__Requirement__: Gather all lines in the entries that include the word "title".

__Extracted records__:
— start —

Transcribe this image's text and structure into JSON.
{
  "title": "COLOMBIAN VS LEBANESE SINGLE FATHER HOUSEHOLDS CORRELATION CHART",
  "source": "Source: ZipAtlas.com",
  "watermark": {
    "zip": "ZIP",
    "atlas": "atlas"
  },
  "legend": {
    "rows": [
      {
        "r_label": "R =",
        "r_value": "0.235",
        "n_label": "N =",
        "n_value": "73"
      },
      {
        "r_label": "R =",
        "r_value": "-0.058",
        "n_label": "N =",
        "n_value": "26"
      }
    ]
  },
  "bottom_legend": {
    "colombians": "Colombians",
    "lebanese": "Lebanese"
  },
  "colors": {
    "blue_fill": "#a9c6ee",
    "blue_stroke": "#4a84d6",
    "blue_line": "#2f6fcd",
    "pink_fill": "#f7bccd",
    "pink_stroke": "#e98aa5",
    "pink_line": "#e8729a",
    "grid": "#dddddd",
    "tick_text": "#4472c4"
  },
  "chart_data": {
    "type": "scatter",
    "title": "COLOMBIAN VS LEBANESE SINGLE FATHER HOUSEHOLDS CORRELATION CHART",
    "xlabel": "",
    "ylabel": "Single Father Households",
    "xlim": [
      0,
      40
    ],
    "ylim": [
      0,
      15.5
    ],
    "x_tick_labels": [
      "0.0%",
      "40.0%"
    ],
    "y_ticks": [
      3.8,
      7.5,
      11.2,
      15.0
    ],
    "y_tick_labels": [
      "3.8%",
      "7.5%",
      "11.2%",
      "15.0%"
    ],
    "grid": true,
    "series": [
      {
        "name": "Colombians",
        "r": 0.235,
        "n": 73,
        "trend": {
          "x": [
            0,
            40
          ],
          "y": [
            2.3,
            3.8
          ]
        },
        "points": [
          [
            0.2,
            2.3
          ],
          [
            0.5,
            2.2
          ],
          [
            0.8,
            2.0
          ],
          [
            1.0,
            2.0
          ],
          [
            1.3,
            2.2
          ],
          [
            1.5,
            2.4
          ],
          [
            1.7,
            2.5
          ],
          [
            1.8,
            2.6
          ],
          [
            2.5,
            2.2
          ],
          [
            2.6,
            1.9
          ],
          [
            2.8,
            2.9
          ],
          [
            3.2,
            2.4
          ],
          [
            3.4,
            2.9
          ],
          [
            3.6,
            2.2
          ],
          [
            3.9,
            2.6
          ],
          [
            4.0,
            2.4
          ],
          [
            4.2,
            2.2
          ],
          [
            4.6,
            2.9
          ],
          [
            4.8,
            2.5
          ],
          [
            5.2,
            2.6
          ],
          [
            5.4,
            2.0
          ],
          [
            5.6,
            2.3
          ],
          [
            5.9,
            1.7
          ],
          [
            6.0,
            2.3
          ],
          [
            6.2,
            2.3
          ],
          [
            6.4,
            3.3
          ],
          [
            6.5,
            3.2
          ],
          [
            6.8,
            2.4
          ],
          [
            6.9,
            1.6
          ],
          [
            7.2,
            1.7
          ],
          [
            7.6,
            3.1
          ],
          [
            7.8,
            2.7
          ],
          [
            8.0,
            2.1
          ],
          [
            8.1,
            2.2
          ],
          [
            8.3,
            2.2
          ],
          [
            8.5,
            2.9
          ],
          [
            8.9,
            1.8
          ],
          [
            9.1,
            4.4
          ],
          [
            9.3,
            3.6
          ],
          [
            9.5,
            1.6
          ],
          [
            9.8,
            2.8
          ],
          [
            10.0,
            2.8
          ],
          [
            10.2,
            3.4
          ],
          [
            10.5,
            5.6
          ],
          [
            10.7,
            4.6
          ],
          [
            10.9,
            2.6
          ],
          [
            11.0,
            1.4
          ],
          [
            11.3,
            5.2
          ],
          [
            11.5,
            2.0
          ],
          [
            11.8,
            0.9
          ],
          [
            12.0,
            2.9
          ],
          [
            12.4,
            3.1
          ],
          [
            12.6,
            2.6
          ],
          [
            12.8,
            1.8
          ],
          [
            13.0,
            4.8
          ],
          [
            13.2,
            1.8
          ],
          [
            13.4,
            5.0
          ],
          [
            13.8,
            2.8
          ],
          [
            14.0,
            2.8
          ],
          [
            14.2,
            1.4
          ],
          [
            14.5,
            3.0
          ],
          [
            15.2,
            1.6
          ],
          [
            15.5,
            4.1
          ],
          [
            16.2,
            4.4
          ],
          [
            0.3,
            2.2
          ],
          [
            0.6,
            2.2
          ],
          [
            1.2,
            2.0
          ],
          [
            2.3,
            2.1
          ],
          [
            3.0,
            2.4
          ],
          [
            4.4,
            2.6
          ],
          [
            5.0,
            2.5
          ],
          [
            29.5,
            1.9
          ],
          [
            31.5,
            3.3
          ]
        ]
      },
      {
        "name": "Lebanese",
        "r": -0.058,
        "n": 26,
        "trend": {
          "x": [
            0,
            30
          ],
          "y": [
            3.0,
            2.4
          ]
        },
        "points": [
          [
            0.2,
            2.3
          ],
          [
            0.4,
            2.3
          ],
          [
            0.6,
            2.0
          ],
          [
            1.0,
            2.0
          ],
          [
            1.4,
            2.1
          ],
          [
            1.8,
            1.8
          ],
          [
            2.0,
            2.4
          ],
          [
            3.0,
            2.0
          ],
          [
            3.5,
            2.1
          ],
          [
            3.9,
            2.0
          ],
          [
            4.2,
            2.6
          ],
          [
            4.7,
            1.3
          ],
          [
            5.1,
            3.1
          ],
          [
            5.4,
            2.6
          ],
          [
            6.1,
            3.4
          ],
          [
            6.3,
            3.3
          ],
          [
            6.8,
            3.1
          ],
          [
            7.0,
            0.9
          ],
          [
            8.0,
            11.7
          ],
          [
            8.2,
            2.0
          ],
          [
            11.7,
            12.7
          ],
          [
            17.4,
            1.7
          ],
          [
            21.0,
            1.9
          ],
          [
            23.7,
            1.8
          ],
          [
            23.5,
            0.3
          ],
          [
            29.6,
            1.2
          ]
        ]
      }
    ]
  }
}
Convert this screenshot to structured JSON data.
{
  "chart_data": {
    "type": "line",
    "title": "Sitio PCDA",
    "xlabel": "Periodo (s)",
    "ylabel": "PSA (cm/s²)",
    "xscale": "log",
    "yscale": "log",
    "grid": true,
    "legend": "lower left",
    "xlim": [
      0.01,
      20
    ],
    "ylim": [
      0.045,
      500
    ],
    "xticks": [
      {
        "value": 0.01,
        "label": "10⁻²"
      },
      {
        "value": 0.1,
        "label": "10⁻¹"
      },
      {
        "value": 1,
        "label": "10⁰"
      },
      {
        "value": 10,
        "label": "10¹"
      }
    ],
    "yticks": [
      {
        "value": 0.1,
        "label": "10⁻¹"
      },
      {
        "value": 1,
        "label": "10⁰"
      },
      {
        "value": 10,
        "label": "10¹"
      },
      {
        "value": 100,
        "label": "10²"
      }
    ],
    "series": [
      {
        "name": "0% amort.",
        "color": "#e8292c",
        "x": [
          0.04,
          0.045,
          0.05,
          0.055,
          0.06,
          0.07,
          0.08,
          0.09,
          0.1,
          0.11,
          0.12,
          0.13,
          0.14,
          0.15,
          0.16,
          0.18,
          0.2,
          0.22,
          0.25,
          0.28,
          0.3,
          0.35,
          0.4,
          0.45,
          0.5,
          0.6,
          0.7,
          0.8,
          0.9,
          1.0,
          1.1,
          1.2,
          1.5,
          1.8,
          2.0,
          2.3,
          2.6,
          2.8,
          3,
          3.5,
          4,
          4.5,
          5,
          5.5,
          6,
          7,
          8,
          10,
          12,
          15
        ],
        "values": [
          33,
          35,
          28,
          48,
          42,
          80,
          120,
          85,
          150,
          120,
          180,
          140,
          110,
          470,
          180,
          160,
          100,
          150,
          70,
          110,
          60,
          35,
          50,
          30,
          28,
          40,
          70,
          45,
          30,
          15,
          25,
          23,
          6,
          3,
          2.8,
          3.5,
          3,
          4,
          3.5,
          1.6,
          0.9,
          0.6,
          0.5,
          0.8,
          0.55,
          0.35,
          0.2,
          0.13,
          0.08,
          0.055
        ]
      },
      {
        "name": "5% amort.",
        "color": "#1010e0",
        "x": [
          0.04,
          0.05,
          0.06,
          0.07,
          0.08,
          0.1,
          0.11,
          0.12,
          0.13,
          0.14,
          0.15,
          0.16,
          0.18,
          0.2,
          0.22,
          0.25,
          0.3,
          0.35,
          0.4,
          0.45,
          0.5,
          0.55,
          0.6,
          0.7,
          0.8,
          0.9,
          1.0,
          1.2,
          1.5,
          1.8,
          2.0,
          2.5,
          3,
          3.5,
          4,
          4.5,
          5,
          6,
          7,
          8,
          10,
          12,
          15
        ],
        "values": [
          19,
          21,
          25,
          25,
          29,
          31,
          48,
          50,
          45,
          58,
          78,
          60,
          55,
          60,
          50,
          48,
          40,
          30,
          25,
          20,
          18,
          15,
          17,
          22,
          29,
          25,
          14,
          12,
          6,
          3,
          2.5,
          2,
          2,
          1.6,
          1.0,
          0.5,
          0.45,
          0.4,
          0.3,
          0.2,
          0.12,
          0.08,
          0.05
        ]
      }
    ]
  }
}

— end —

__Response to this exercise__:
  "title": "COLOMBIAN VS LEBANESE SINGLE FATHER HOUSEHOLDS CORRELATION CHART",
    "title": "COLOMBIAN VS LEBANESE SINGLE FATHER HOUSEHOLDS CORRELATION CHART",
    "title": "Sitio PCDA",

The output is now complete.